— START OF Supplied records —

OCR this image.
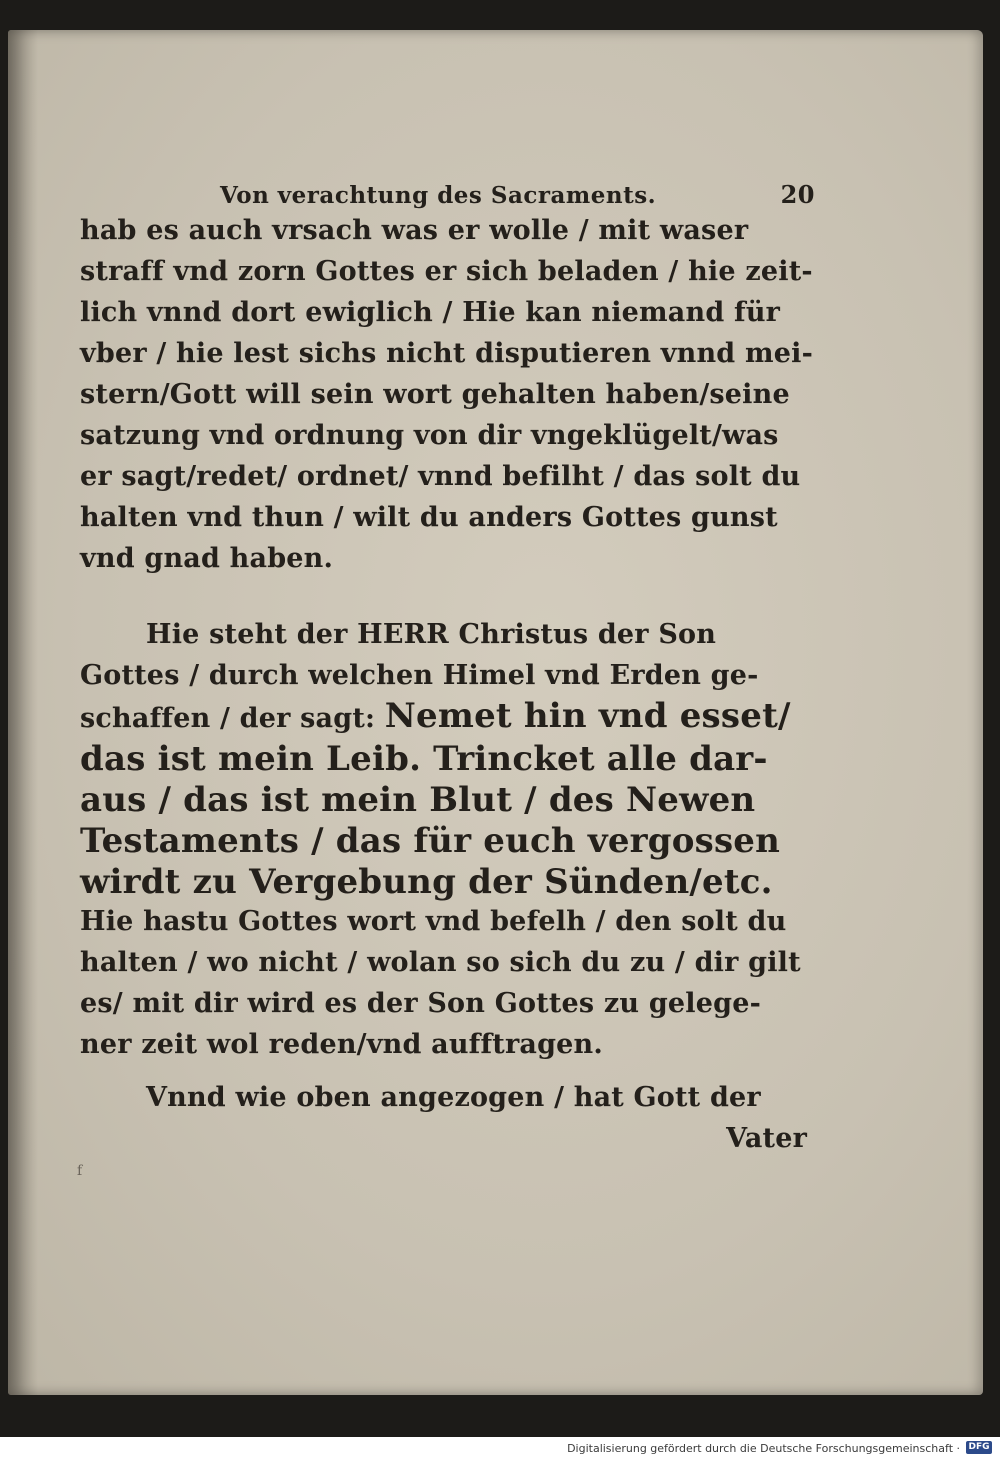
Von verachtung des Sacraments.	20
hab es auch vrsach was er wolle / mit waser
straff vnd zorn Gottes er sich beladen / hie zeit-
lich vnnd dort ewiglich / Hie kan niemand für
vber / hie lest sichs nicht disputieren vnnd mei-
stern/Gott will sein wort gehalten haben/seine
satzung vnd ordnung von dir vngeklügelt/was
er sagt/redet/ ordnet/ vnnd befilht / das solt du
halten vnd thun / wilt du anders Gottes gunst
vnd gnad haben.
Hie steht der HERR Christus der Son
Gottes / durch welchen Himel vnd Erden ge-
schaffen / der sagt: Nemet hin vnd esset/
das ist mein Leib. Trincket alle dar-
aus / das ist mein Blut / des Newen
Testaments / das für euch vergossen
wirdt zu Vergebung der Sünden/etc.
Hie hastu Gottes wort vnd befelh / den solt du
halten / wo nicht / wolan so sich du zu / dir gilt
es/ mit dir wird es der Son Gottes zu gelege-
ner zeit wol reden/vnd aufftragen.
Vnnd wie oben angezogen / hat Gott der
Vater
f
Digitalisierung gefördert durch die Deutsche Forschungsgemeinschaft · DFG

— END OF Supplied records —

Every record gets retyped exactly; no picture goes into the copy.

-- Answer to this problem --
OCR this image.
Von verachtung des Sacraments.	20
hab es auch vrsach was er wolle / mit waser
straff vnd zorn Gottes er sich beladen / hie zeit-
lich vnnd dort ewiglich / Hie kan niemand für
vber / hie lest sichs nicht disputieren vnnd mei-
stern/Gott will sein wort gehalten haben/seine
satzung vnd ordnung von dir vngeklügelt/was
er sagt/redet/ ordnet/ vnnd befilht / das solt du
halten vnd thun / wilt du anders Gottes gunst
vnd gnad haben.
Hie steht der HERR Christus der Son
Gottes / durch welchen Himel vnd Erden ge-
schaffen / der sagt: Nemet hin vnd esset/
das ist mein Leib. Trincket alle dar-
aus / das ist mein Blut / des Newen
Testaments / das für euch vergossen
wirdt zu Vergebung der Sünden/etc.
Hie hastu Gottes wort vnd befelh / den solt du
halten / wo nicht / wolan so sich du zu / dir gilt
es/ mit dir wird es der Son Gottes zu gelege-
ner zeit wol reden/vnd aufftragen.
Vnnd wie oben angezogen / hat Gott der
Vater
f
Digitalisierung gefördert durch die Deutsche Forschungsgemeinschaft · DFG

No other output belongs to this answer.